(Source data)
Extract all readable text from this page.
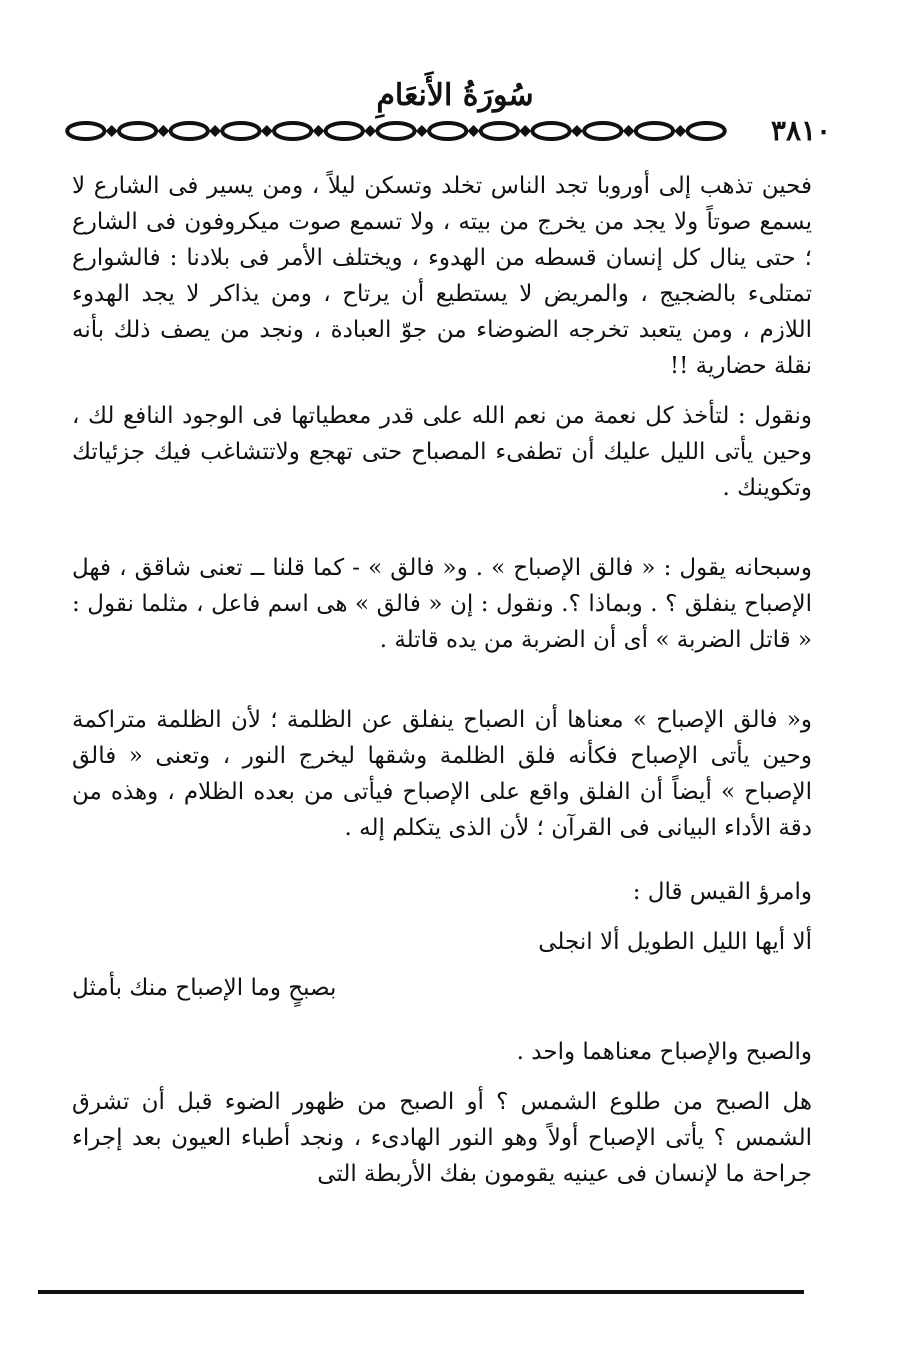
سُورَةُ الأَنعَامِ
٣٨١٠

فحين تذهب إلى أوروبا تجد الناس تخلد وتسكن ليلاً ، ومن يسير فى الشارع لا يسمع صوتاً ولا يجد من يخرج من بيته ، ولا تسمع صوت ميكروفون فى الشارع ؛ حتى ينال كل إنسان قسطه من الهدوء ، ويختلف الأمر فى بلادنا : فالشوارع تمتلىء بالضجيج ، والمريض لا يستطيع أن يرتاح ، ومن يذاكر لا يجد الهدوء اللازم ، ومن يتعبد تخرجه الضوضاء من جوّ العبادة ، ونجد من يصف ذلك بأنه نقلة حضارية !!

ونقول : لتأخذ كل نعمة من نعم الله على قدر معطياتها فى الوجود النافع لك ، وحين يأتى الليل عليك أن تطفىء المصباح حتى تهجع ولاتتشاغب فيك جزئياتك وتكوينك .

وسبحانه يقول : « فالق الإصباح » . و« فالق » - كما قلنا ــ تعنى شاقق ، فهل الإصباح ينفلق ؟ . وبماذا ؟. ونقول : إن « فالق » هى اسم فاعل ، مثلما نقول : « قاتل الضربة » أى أن الضربة من يده قاتلة .

و« فالق الإصباح » معناها أن الصباح ينفلق عن الظلمة ؛ لأن الظلمة متراكمة وحين يأتى الإصباح فكأنه فلق الظلمة وشقها ليخرج النور ، وتعنى « فالق الإصباح » أيضاً أن الفلق واقع على الإصباح فيأتى من بعده الظلام ، وهذه من دقة الأداء البيانى فى القرآن ؛ لأن الذى يتكلم إله .

وامرؤ القيس قال :

ألا أيها الليل الطويل ألا انجلى

بصبحٍ وما الإصباح منك بأمثل

والصبح والإصباح معناهما واحد .

هل الصبح من طلوع الشمس ؟ أو الصبح من ظهور الضوء قبل أن تشرق الشمس ؟ يأتى الإصباح أولاً وهو النور الهادىء ، ونجد أطباء العيون بعد إجراء جراحة ما لإنسان فى عينيه يقومون بفك الأربطة التى
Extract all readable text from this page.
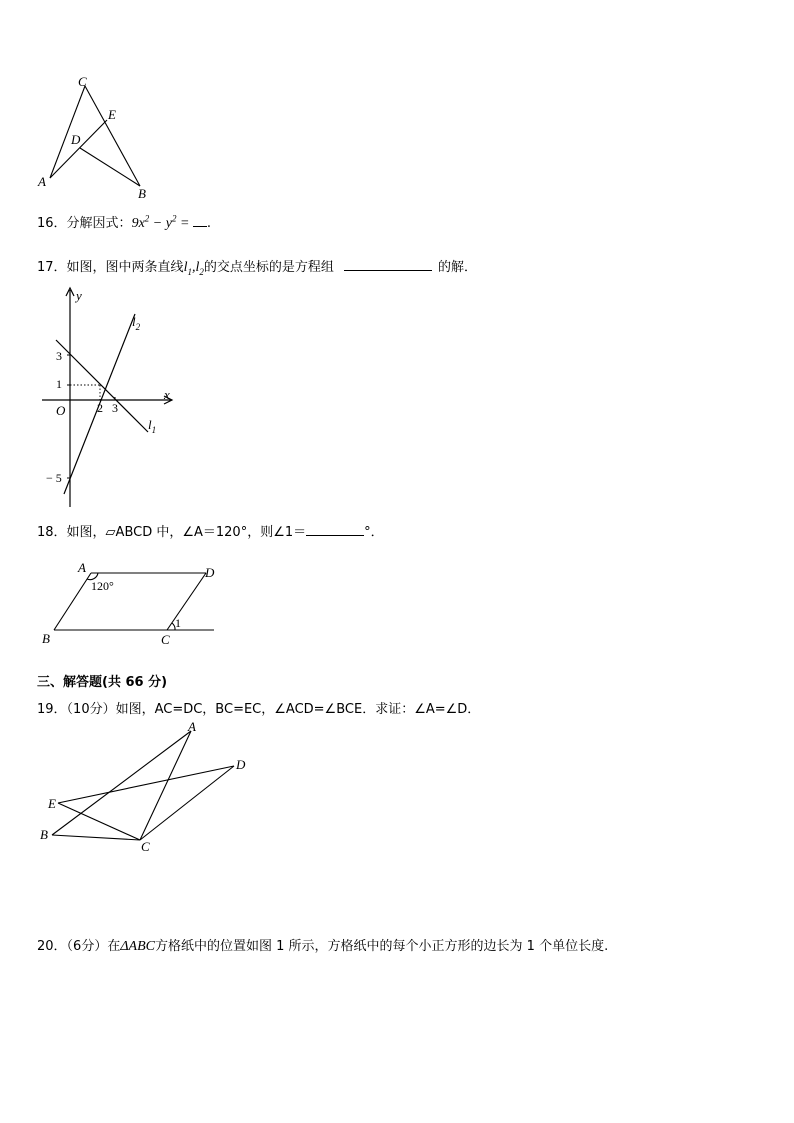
C
E
D
A
B
16．分解因式：$9x^2 - y^2$ = .
17．如图，图中两条直线$l_1,l_2$的交点坐标的是方程组	的解．
y
x
O
3
1
− 5
2 3
$l_2$
$l_1$
18．如图，▱ABCD 中，∠A＝120°，则∠1＝	°．
A	D
B	C
120°
1
三、解答题(共 66 分)
19．（10分）如图，AC=DC，BC=EC，∠ACD=∠BCE．求证：∠A=∠D．
A
D
E
B
C
20．（6分）在ΔABC方格纸中的位置如图 1 所示，方格纸中的每个小正方形的边长为 1 个单位长度.
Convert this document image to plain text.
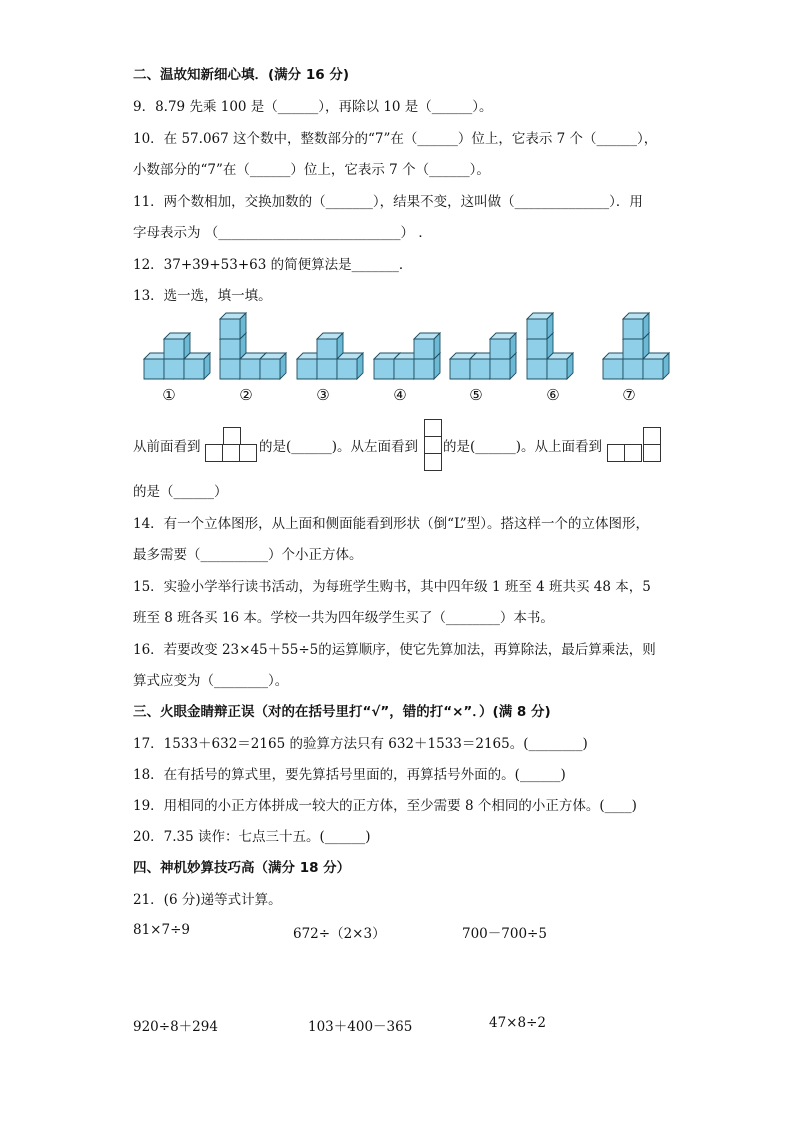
二、温故知新细心填．(满分 16 分)
9．8.79 先乘 100 是（______），再除以 10 是（______）。
10．在 57.067 这个数中，整数部分的“7”在（______）位上，它表示 7 个（______），
小数部分的“7”在（______）位上，它表示 7 个（______）。
11．两个数相加，交换加数的（_______），结果不变，这叫做（______________）．用
字母表示为 （___________________________） ．
12．37+39+53+63 的简便算法是_______．
13．选一选，填一填。
①	②	③	④	⑤	⑥	⑦
从前面看到	的是(______)。从左面看到 的是(______)。从上面看到
的是（______）
14．有一个立体图形，从上面和侧面能看到形状（倒“L”型）。搭这样一个的立体图形，
最多需要（__________）个小正方体。
15．实验小学举行读书活动，为每班学生购书，其中四年级 1 班至 4 班共买 48 本，5
班至 8 班各买 16 本。学校一共为四年级学生买了（________）本书。
16．若要改变 23×45＋55÷5的运算顺序，使它先算加法，再算除法，最后算乘法，则
算式应变为（________）。
三、火眼金睛辩正误（对的在括号里打“√”，错的打“×”．）(满 8 分)
17．1533＋632＝2165 的验算方法只有 632＋1533＝2165。(________)
18．在有括号的算式里，要先算括号里面的，再算括号外面的。(______)
19．用相同的小正方体拼成一较大的正方体，至少需要 8 个相同的小正方体。(____)
20．7.35 读作：七点三十五。(______)
四、神机妙算技巧高（满分 18 分）
21．(6 分)递等式计算。
81×7÷9	672÷（2×3）	700－700÷5
920÷8＋294	103＋400－365	47×8÷2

--- WORK TO BE COMPLETED ---
Show all lines from the records above where the word "ينفلق" occurs.

--- RESPONSE TO THIS TASK ---
وسبحانه يقول : « فالق الإصباح » . و« فالق » - كما قلنا ــ تعنى شاقق ، فهل الإصباح ينفلق ؟ . وبماذا ؟. ونقول : إن « فالق » هى اسم فاعل ، مثلما نقول : « قاتل الضربة » أى أن الضربة من يده قاتلة .
و« فالق الإصباح » معناها أن الصباح ينفلق عن الظلمة ؛ لأن الظلمة متراكمة وحين يأتى الإصباح فكأنه فلق الظلمة وشقها ليخرج النور ، وتعنى « فالق الإصباح » أيضاً أن الفلق واقع على الإصباح فيأتى من بعده الظلام ، وهذه من دقة الأداء البيانى فى القرآن ؛ لأن الذى يتكلم إله .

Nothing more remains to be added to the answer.